Images embedded in the records are excluded; print everything else exactly as given.
-- START --
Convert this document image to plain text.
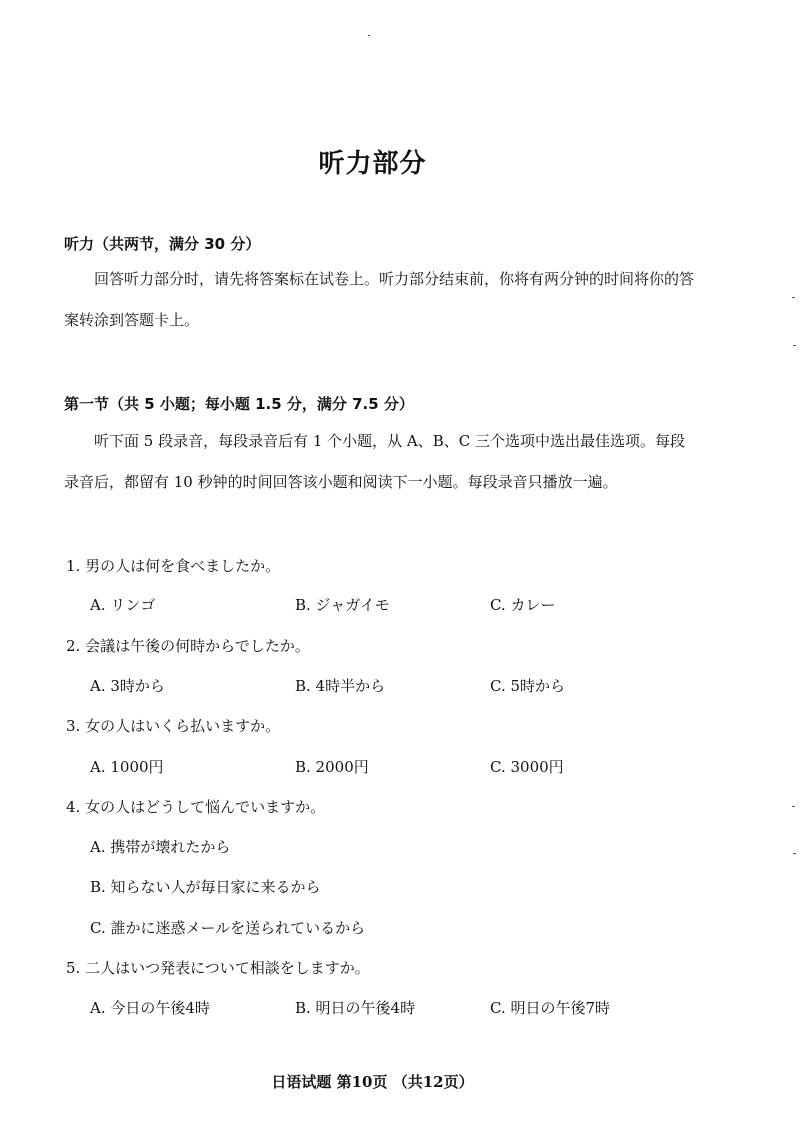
听力部分
听力（共两节，满分 30 分）

回答听力部分时，请先将答案标在试卷上。听力部分结束前，你将有两分钟的时间将你的答案转涂到答题卡上。

第一节（共 5 小题；每小题 1.5 分，满分 7.5 分）

听下面 5 段录音，每段录音后有 1 个小题，从 A、B、C 三个选项中选出最佳选项。每段录音后，都留有 10 秒钟的时间回答该小题和阅读下一小题。每段录音只播放一遍。

1. 男の人は何を食べましたか。
A. リンゴ	B. ジャガイモ	C. カレー
2. 会議は午後の何時からでしたか。
A. 3時から	B. 4時半から	C. 5時から
3. 女の人はいくら払いますか。
A. 1000円	B. 2000円	C. 3000円
4. 女の人はどうして悩んでいますか。
A. 携帯が壊れたから
B. 知らない人が毎日家に来るから
C. 誰かに迷惑メールを送られているから
5. 二人はいつ発表について相談をしますか。
A. 今日の午後4時	B. 明日の午後4時	C. 明日の午後7時
日语试题 第10页 （共12页）
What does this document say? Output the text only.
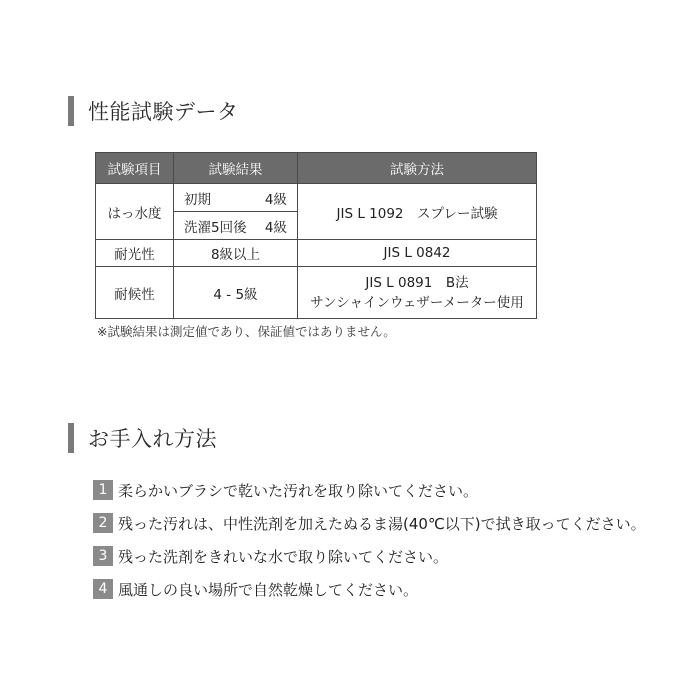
性能試験データ
試験項目	試験結果	試験方法
はっ水度	初期 4級	JIS L 1092　スプレー試験

	洗濯5回後 4級	

耐光性	8級以上	JIS L 0842
耐候性	4 - 5級	JIS L 0891　B法
サンシャインウェザーメーター使用
※試験結果は測定値であり、保証値ではありません。
お手入れ方法
1 柔らかいブラシで乾いた汚れを取り除いてください。
2 残った汚れは、中性洗剤を加えたぬるま湯(40℃以下)で拭き取ってください。
3 残った洗剤をきれいな水で取り除いてください。
4 風通しの良い場所で自然乾燥してください。
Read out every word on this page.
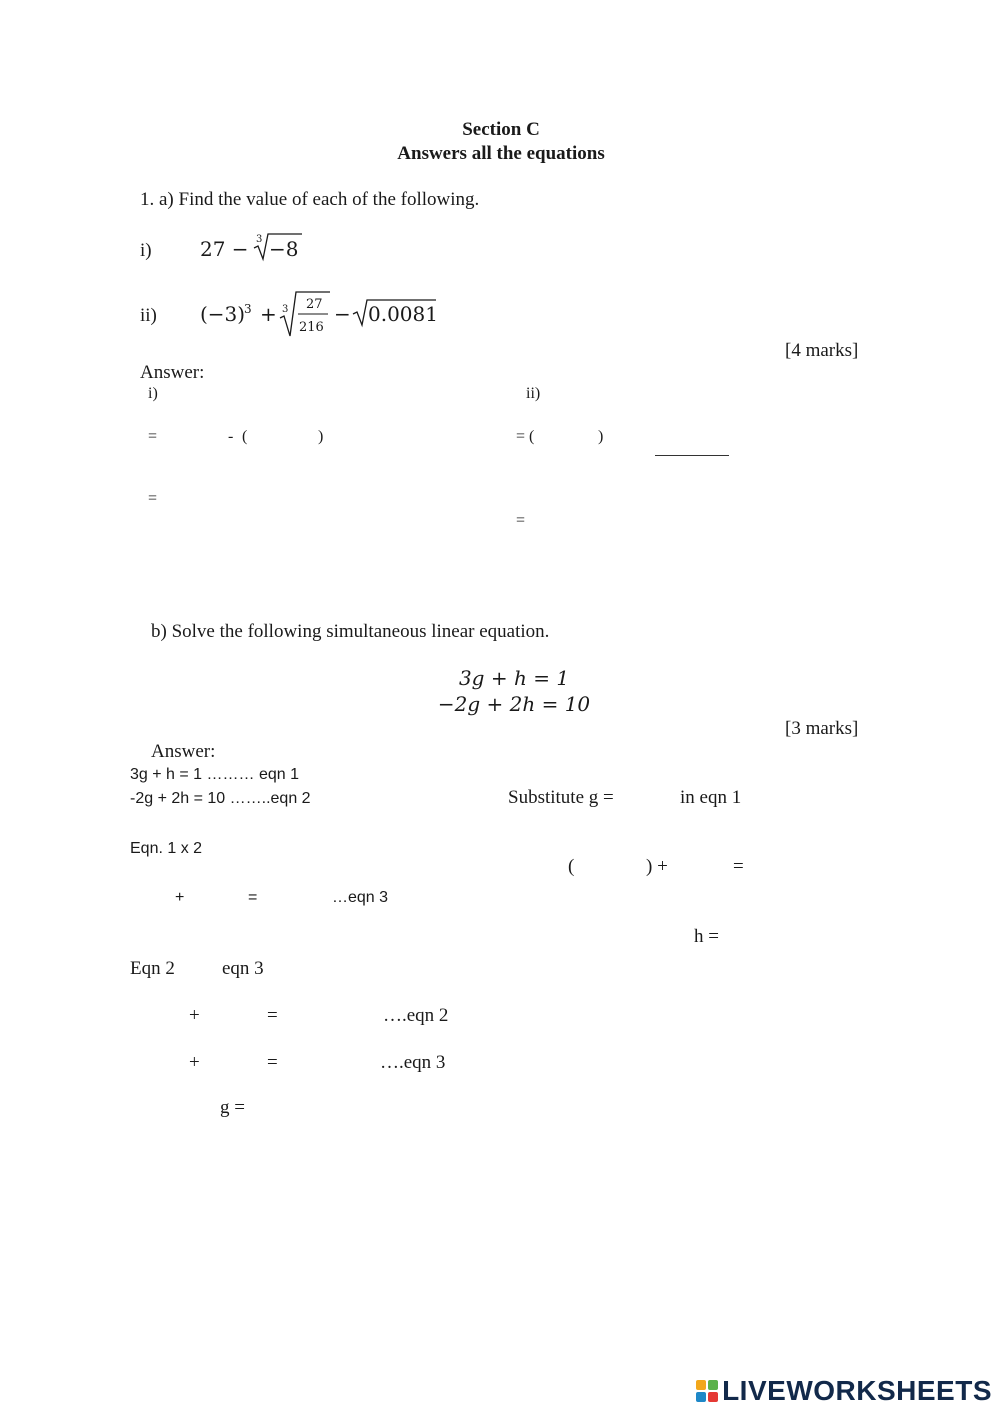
Section C
Answers all the equations
1. a) Find the value of each of the following.
i) 27 − 3 −8
ii) (−3)
3 + 3 27
216
− 0.0081
[4 marks]
Answer:
i)	ii)
=	- (	)
=
= (	)
=
b) Solve the following simultaneous linear equation.
3g + h = 1
−2g + 2h = 10
[3 marks]
Answer:
3g + h = 1 ……… eqn 1
-2g + 2h = 10 ……..eqn 2
Eqn. 1 x 2
+	=	…eqn 3
Eqn 2 eqn 3
+	=	….eqn 2
+	=	….eqn 3
g =
Substitute g =	in eqn 1
(	) +	=
h =
LIVEWORKSHEETS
-- END --
TASK OUTPUT.
Convert this document image to plain text.
听力部分
听力（共两节，满分 30 分）

回答听力部分时，请先将答案标在试卷上。听力部分结束前，你将有两分钟的时间将你的答案转涂到答题卡上。

第一节（共 5 小题；每小题 1.5 分，满分 7.5 分）

听下面 5 段录音，每段录音后有 1 个小题，从 A、B、C 三个选项中选出最佳选项。每段录音后，都留有 10 秒钟的时间回答该小题和阅读下一小题。每段录音只播放一遍。

1. 男の人は何を食べましたか。
A. リンゴ	B. ジャガイモ	C. カレー
2. 会議は午後の何時からでしたか。
A. 3時から	B. 4時半から	C. 5時から
3. 女の人はいくら払いますか。
A. 1000円	B. 2000円	C. 3000円
4. 女の人はどうして悩んでいますか。
A. 携帯が壊れたから
B. 知らない人が毎日家に来るから
C. 誰かに迷惑メールを送られているから
5. 二人はいつ発表について相談をしますか。
A. 今日の午後4時	B. 明日の午後4時	C. 明日の午後7時
日语试题 第10页 （共12页）
What does this document say? Output the text only.
性能試験データ
試験項目	試験結果	試験方法
はっ水度	初期 4級	JIS L 1092　スプレー試験

	洗濯5回後 4級	

耐光性	8級以上	JIS L 0842
耐候性	4 - 5級	JIS L 0891　B法
サンシャインウェザーメーター使用
※試験結果は測定値であり、保証値ではありません。
お手入れ方法
1 柔らかいブラシで乾いた汚れを取り除いてください。
2 残った汚れは、中性洗剤を加えたぬるま湯(40℃以下)で拭き取ってください。
3 残った洗剤をきれいな水で取り除いてください。
4 風通しの良い場所で自然乾燥してください。
Read out every word on this page.
Section C
Answers all the equations
1. a) Find the value of each of the following.
i) 27 − 3 −8
ii) (−3)
3 + 3 27
216
− 0.0081
[4 marks]
Answer:
i)	ii)
=	- (	)
=
= (	)
=
b) Solve the following simultaneous linear equation.
3g + h = 1
−2g + 2h = 10
[3 marks]
Answer:
3g + h = 1 ……… eqn 1
-2g + 2h = 10 ……..eqn 2
Eqn. 1 x 2
+	=	…eqn 3
Eqn 2 eqn 3
+	=	….eqn 2
+	=	….eqn 3
g =
Substitute g =	in eqn 1
(	) +	=
h =
LIVEWORKSHEETS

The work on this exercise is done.